A run of records:
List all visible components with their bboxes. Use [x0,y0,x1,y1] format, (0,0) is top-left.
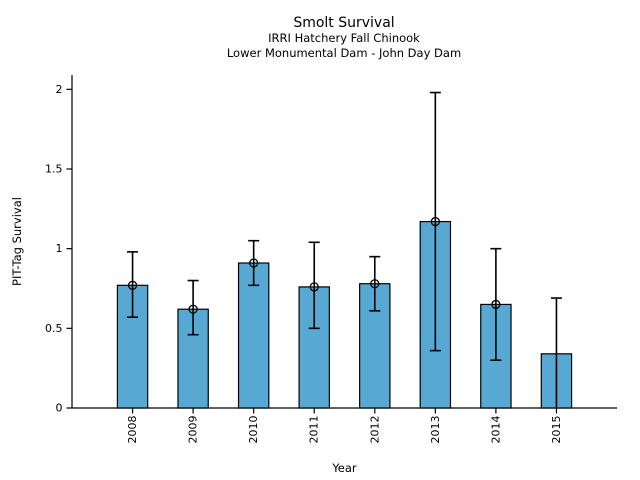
x-tick-label: 2008 [126,416,139,444]
x-tick-label: 2013 [429,416,442,444]
x-tick-label: 2011 [308,416,321,444]
point-marker [370,279,380,289]
point-marker [309,282,319,292]
chart-title: Smolt Survival [293,15,394,31]
point-marker [188,304,198,314]
x-tick-label: 2015 [550,416,563,444]
x-tick-label: 2009 [187,416,200,444]
x-tick-label: 2010 [247,416,260,444]
y-axis-label: PIT-Tag Survival [10,197,24,286]
y-tick-label: 0 [56,402,63,415]
bar-2010 [237,262,270,409]
y-tick-label: 2 [56,83,63,96]
y-tick-label: 1.5 [45,163,63,176]
point-marker [430,216,440,227]
plot-area: 0 0.5 1 1.5 2 2008 2009 2010 2011 2012 2013 2014 201… [45,75,617,444]
point-marker [491,299,501,310]
x-tick-label: 2014 [489,416,502,444]
x-tick-label: 2012 [368,416,381,444]
y-tick-label: 1 [56,242,63,255]
point-marker [249,258,259,268]
point-marker [127,280,138,290]
x-axis-label: Year [331,461,357,475]
chart-subtitle-line1: IRRI Hatchery Fall Chinook [268,31,420,45]
y-tick-label: 0.5 [45,322,63,335]
chart-subtitle-line2: Lower Monumental Dam - John Day Dam [227,46,461,60]
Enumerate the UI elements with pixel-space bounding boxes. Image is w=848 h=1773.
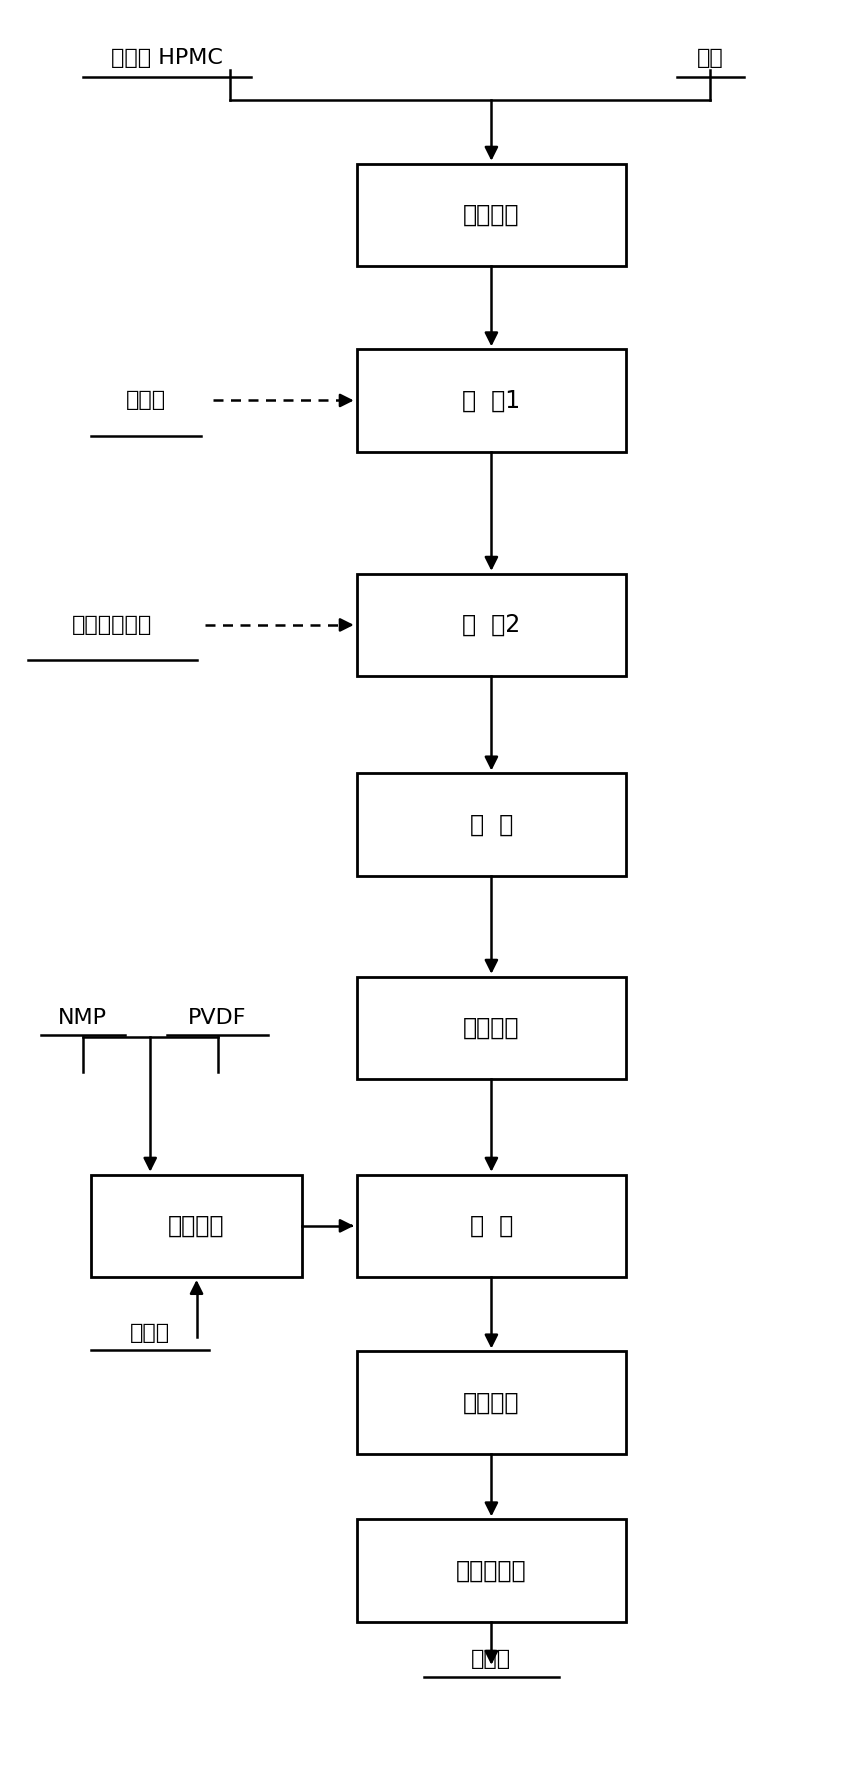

Challenge
Rewrite all of the records above, changing "bounding boxes" to "box coordinates" and keeping everything else the same. Leave the pictures out of your answer.

Task answer
List all visible components with their bboxes. Use [x0,y0,x1,y1] format, (0,0) is top-left.
x-tick-label: 2008 [126,416,139,444]
x-tick-label: 2013 [429,416,442,444]
x-tick-label: 2011 [308,416,321,444]
point-marker [370,279,380,289]
point-marker [309,282,319,292]
chart-title: Smolt Survival [293,15,394,31]
point-marker [188,304,198,314]
x-tick-label: 2015 [550,416,563,444]
x-tick-label: 2009 [187,416,200,444]
x-tick-label: 2010 [247,416,260,444]
y-axis-label: PIT-Tag Survival [10,197,24,286]
y-tick-label: 0 [56,402,63,415]
bar-2010 [237,262,270,409]
y-tick-label: 2 [56,83,63,96]
y-tick-label: 1.5 [45,163,63,176]
point-marker [430,216,440,227]
plot-area: 0 0.5 1 1.5 2 2008 2009 2010 2011 2012 2013 2014 201… [45,75,617,444]
point-marker [491,299,501,310]
x-tick-label: 2014 [489,416,502,444]
x-tick-label: 2012 [368,416,381,444]
y-tick-label: 1 [56,242,63,255]
point-marker [249,258,259,268]
point-marker [127,280,138,290]
x-axis-label: Year [331,461,357,475]
chart-subtitle-line1: IRRI Hatchery Fall Chinook [268,31,420,45]
y-tick-label: 0.5 [45,322,63,335]
chart-subtitle-line2: Lower Monumental Dam - John Day Dam [227,46,461,60]
Enumerate the UI elements with pixel-space box coordinates. Image is w=848 h=1773.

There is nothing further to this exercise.